TAREFAS ESCRITAS –
a. Segundo o documento de origem, por que motivo a Maria voltou ao antigo sistema de comentários?
b. No comentário do documento de origem datado de 26.10.05 - 12:03 pm, quais são os sentimentos que o autor não quer deixar de sentir, ou imaginar sentir? Enumere-os todos.
c. Traduza para inglês a seguinte frase do documento de origem: "A todos aqueles que viram os seus comentários desaparecer peço desculpa pelo inconveniente."

DOCUMENTO DE ORIGEM –
_ _ _ _
Hoje alterei o sistema de comentários para o antigo porque estava com algumas dificuldades com o Haloscan.
A todos aqueles que viram os seus comentários desaparecer peço desculpa pelo inconveniente.
Alguns, os últimos, creio que são recuperáveis mas não os mais antigos.


Um beijinho

Maria

Anónimo disse...

Acho que aguardamos todos o desfecho da história… A Maria consegue prender o leitor nos seus contos, tal como conseguem nomes já consagrados. É para ler devagarinho, repetidamente e uma palavra de cada vez. Só para não perder nada… mesmo nada…nem o mínimo pormenor. Para não deixar de sentir, ou imaginar sentir, a mesma culpa, o mesmo pesar, o mesmo arrependimento e a mesma sensação de perda. É extraordinário, e mais uma vez os meus parabéns.Será um "happy end" à moda antiga, com Catarina e Vasco juntos e felizes para sempre, ou a moderna versão de deixar ao leitor o sabor um bocadinho amargo da indefinição?! A ver vamos… Talvez… ps: eu torço pelo happy end... 26.10.05 - 12:03 pm | #

Maria disse...

Obrigada, mais uma vez, Luís.O facto é que gosto de escrever, de delinear enredos e de me surpreender a mim própria com o desfecho... Mas não gosto de finais "à moda antiga". Nem dos modernos.

Anónimo disse...

olá Maria ganhaste mais um fã e ao contrario do comentario anterior prefiro um final menos real mesmo que seja triste ou menos convencional.na verdade estou encantado com a tua capacidade de escrever... fascinante
| 26.10.05 - 2:59 pm |

Maria disse...

Luís Marques,Ganhei um fã?! Só espero merecê-lo e manter este meu gosto por escrever como quem respira. Obrigada pelas palavras, pelas visitas e pelo apoio. Beijinhos

Anónimo disse...
_ _ _ _
DADOS REGISTADOS –
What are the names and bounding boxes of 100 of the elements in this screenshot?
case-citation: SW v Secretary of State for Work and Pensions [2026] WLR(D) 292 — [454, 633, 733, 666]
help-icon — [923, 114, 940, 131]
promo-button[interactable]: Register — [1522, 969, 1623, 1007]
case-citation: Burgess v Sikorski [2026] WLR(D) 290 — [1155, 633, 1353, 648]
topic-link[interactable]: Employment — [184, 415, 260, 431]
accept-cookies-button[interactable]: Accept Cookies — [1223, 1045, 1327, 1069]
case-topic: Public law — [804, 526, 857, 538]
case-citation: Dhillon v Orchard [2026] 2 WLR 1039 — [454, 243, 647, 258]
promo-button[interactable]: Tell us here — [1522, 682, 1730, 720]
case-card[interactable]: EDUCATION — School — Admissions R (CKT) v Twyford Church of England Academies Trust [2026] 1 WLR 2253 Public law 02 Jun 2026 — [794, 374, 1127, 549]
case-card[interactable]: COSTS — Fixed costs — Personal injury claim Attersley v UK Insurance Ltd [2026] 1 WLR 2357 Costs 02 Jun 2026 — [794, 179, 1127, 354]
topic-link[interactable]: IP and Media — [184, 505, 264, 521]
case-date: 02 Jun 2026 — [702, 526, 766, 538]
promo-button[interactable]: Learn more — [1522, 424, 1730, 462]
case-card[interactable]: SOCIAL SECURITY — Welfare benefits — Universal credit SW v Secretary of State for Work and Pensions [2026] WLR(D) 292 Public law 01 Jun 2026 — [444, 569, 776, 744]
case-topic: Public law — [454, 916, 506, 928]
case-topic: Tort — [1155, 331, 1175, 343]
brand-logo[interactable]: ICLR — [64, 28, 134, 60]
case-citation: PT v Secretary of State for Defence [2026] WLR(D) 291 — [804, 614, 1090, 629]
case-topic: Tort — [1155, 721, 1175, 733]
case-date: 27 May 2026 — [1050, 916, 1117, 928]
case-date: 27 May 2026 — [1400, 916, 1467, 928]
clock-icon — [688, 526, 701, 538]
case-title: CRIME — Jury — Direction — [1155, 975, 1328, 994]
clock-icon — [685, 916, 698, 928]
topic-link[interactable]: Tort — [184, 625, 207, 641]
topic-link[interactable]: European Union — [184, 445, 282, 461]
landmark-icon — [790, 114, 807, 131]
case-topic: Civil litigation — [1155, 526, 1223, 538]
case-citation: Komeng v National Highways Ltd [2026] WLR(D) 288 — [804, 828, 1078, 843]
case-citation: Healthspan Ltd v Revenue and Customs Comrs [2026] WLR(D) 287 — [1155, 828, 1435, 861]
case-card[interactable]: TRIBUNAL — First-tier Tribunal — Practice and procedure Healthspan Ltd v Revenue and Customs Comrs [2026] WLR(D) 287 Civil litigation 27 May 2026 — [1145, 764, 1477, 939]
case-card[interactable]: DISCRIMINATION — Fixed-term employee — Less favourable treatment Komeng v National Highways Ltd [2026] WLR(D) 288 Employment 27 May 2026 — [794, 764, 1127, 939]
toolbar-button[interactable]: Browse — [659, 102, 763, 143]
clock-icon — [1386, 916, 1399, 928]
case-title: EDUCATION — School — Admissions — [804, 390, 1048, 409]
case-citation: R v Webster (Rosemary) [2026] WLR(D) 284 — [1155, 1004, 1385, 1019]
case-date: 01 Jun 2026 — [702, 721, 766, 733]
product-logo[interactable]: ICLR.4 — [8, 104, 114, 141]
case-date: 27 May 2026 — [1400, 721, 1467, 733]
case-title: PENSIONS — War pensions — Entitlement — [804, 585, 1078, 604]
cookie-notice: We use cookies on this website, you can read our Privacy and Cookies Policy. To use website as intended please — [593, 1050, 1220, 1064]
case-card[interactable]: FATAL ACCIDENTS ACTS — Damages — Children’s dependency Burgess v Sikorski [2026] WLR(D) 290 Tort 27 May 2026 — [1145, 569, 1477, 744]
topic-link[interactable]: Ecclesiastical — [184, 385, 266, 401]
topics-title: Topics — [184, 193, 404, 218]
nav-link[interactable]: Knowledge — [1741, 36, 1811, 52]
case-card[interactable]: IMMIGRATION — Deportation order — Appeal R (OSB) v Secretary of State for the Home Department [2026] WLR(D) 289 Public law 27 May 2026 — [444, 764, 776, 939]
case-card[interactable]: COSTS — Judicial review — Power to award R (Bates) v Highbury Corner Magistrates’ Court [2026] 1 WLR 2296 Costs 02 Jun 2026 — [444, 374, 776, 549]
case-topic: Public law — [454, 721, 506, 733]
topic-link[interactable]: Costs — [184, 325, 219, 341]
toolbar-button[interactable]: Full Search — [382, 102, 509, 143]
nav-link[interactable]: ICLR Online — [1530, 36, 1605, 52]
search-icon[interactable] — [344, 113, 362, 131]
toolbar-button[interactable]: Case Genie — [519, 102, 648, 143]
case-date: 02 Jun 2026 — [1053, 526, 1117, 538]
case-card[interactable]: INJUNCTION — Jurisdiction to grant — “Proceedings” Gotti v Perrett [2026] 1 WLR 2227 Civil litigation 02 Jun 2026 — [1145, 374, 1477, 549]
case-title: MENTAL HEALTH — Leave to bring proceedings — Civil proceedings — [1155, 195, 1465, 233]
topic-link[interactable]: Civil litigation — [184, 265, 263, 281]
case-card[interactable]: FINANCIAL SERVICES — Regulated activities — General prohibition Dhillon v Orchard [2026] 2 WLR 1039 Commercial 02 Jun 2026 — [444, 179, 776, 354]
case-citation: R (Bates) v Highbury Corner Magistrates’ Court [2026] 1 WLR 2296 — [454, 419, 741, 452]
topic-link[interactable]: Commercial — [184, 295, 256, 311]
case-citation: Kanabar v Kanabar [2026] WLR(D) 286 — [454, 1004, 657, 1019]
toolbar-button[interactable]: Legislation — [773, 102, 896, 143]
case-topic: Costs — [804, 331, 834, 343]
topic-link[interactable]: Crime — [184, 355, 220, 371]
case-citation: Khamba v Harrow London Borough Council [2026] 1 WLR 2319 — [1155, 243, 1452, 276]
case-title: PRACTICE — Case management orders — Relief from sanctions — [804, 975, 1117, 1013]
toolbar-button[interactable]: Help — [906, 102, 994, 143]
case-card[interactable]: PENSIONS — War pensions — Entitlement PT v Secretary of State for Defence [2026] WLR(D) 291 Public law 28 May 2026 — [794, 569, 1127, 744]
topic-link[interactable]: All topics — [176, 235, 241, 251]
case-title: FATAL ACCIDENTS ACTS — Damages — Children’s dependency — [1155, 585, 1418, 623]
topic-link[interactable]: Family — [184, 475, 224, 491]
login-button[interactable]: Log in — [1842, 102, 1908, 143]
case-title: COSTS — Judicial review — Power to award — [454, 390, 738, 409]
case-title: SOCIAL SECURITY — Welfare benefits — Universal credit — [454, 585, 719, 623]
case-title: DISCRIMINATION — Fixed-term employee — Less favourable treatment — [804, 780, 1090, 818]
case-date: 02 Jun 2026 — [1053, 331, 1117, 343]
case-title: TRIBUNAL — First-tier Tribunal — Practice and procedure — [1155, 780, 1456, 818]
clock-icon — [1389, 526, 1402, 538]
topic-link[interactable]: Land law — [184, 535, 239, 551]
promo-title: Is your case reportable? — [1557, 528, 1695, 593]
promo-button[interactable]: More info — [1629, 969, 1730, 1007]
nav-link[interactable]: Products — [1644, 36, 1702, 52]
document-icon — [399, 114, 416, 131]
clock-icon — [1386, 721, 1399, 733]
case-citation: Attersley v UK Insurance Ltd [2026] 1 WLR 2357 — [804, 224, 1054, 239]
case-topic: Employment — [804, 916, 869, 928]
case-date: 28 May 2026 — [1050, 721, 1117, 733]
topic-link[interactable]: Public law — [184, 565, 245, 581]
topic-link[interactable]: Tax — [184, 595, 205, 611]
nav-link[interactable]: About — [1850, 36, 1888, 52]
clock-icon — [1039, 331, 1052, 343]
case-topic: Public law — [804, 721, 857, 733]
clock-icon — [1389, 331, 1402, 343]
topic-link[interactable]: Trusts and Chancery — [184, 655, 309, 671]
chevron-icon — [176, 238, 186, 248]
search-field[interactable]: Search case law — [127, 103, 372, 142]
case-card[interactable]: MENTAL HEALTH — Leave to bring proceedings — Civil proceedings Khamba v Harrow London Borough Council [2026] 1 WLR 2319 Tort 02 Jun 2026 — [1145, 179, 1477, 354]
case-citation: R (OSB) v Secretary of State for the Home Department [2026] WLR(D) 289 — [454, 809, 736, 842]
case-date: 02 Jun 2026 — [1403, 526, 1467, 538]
_ _ _ _
RESPOSTAS DO EXERCÍCIO –
a. Porque estava com algumas dificuldades com o Haloscan.

b. A culpa, o pesar, o arrependimento e a sensação de perda.

c. To all those who saw their comments disappear, I apologize for the inconvenience.